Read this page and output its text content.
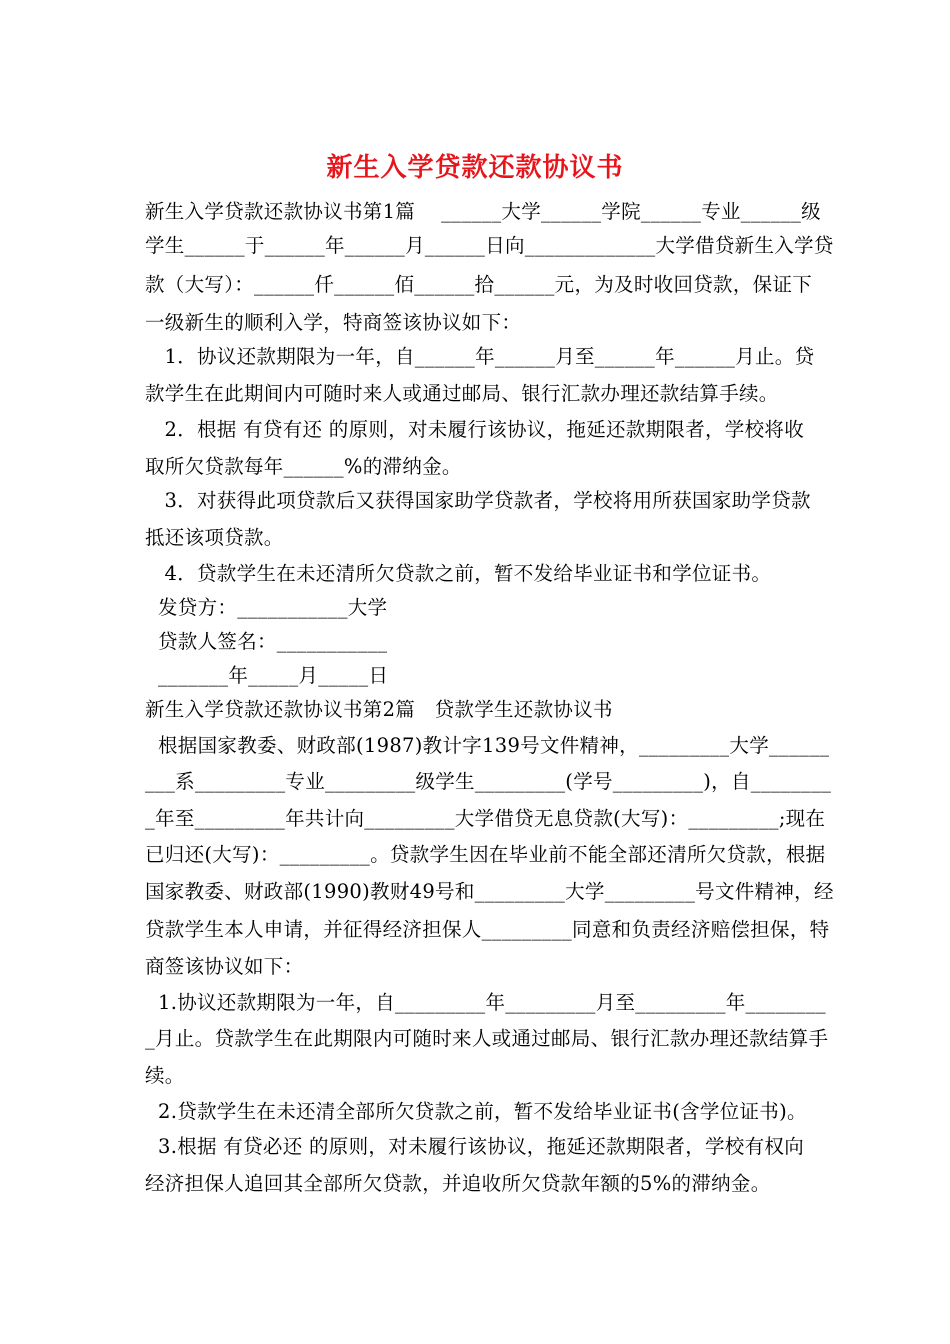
新生入学贷款还款协议书
新生入学贷款还款协议书第1篇    ______大学______学院______专业______级
学生______于______年______月______日向_____________大学借贷新生入学贷
款（大写）：______仟______佰______拾______元，为及时收回贷款，保证下
一级新生的顺利入学，特商签该协议如下：
1．协议还款期限为一年，自______年______月至______年______月止。贷
款学生在此期间内可随时来人或通过邮局、银行汇款办理还款结算手续。
2．根据 有贷有还 的原则，对未履行该协议，拖延还款期限者，学校将收
取所欠贷款每年______%的滞纳金。
3．对获得此项贷款后又获得国家助学贷款者，学校将用所获国家助学贷款
抵还该项贷款。
4．贷款学生在未还清所欠贷款之前，暂不发给毕业证书和学位证书。
发贷方：___________大学
贷款人签名：___________
_______年_____月_____日
新生入学贷款还款协议书第2篇   贷款学生还款协议书
根据国家教委、财政部(1987)教计字139号文件精神，_________大学______
___系_________专业_________级学生_________(学号_________)，自________
_年至_________年共计向_________大学借贷无息贷款(大写)：_________;现在
已归还(大写)：_________。贷款学生因在毕业前不能全部还清所欠贷款，根据
国家教委、财政部(1990)教财49号和_________大学_________号文件精神，经
贷款学生本人申请，并征得经济担保人_________同意和负责经济赔偿担保，特
商签该协议如下：
1.协议还款期限为一年，自_________年_________月至_________年________
_月止。贷款学生在此期限内可随时来人或通过邮局、银行汇款办理还款结算手
续。
2.贷款学生在未还清全部所欠贷款之前，暂不发给毕业证书(含学位证书)。
3.根据 有贷必还 的原则，对未履行该协议，拖延还款期限者，学校有权向
经济担保人追回其全部所欠贷款，并追收所欠贷款年额的5%的滞纳金。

## AIM
Write out every entry again word for word, without any of the pictures.

## ANSWER TO THE EXERCISE
Read this page and output its text content.
新生入学贷款还款协议书
新生入学贷款还款协议书第1篇    ______大学______学院______专业______级
学生______于______年______月______日向_____________大学借贷新生入学贷
款（大写）：______仟______佰______拾______元，为及时收回贷款，保证下
一级新生的顺利入学，特商签该协议如下：
1．协议还款期限为一年，自______年______月至______年______月止。贷
款学生在此期间内可随时来人或通过邮局、银行汇款办理还款结算手续。
2．根据 有贷有还 的原则，对未履行该协议，拖延还款期限者，学校将收
取所欠贷款每年______%的滞纳金。
3．对获得此项贷款后又获得国家助学贷款者，学校将用所获国家助学贷款
抵还该项贷款。
4．贷款学生在未还清所欠贷款之前，暂不发给毕业证书和学位证书。
发贷方：___________大学
贷款人签名：___________
_______年_____月_____日
新生入学贷款还款协议书第2篇   贷款学生还款协议书
根据国家教委、财政部(1987)教计字139号文件精神，_________大学______
___系_________专业_________级学生_________(学号_________)，自________
_年至_________年共计向_________大学借贷无息贷款(大写)：_________;现在
已归还(大写)：_________。贷款学生因在毕业前不能全部还清所欠贷款，根据
国家教委、财政部(1990)教财49号和_________大学_________号文件精神，经
贷款学生本人申请，并征得经济担保人_________同意和负责经济赔偿担保，特
商签该协议如下：
1.协议还款期限为一年，自_________年_________月至_________年________
_月止。贷款学生在此期限内可随时来人或通过邮局、银行汇款办理还款结算手
续。
2.贷款学生在未还清全部所欠贷款之前，暂不发给毕业证书(含学位证书)。
3.根据 有贷必还 的原则，对未履行该协议，拖延还款期限者，学校有权向
经济担保人追回其全部所欠贷款，并追收所欠贷款年额的5%的滞纳金。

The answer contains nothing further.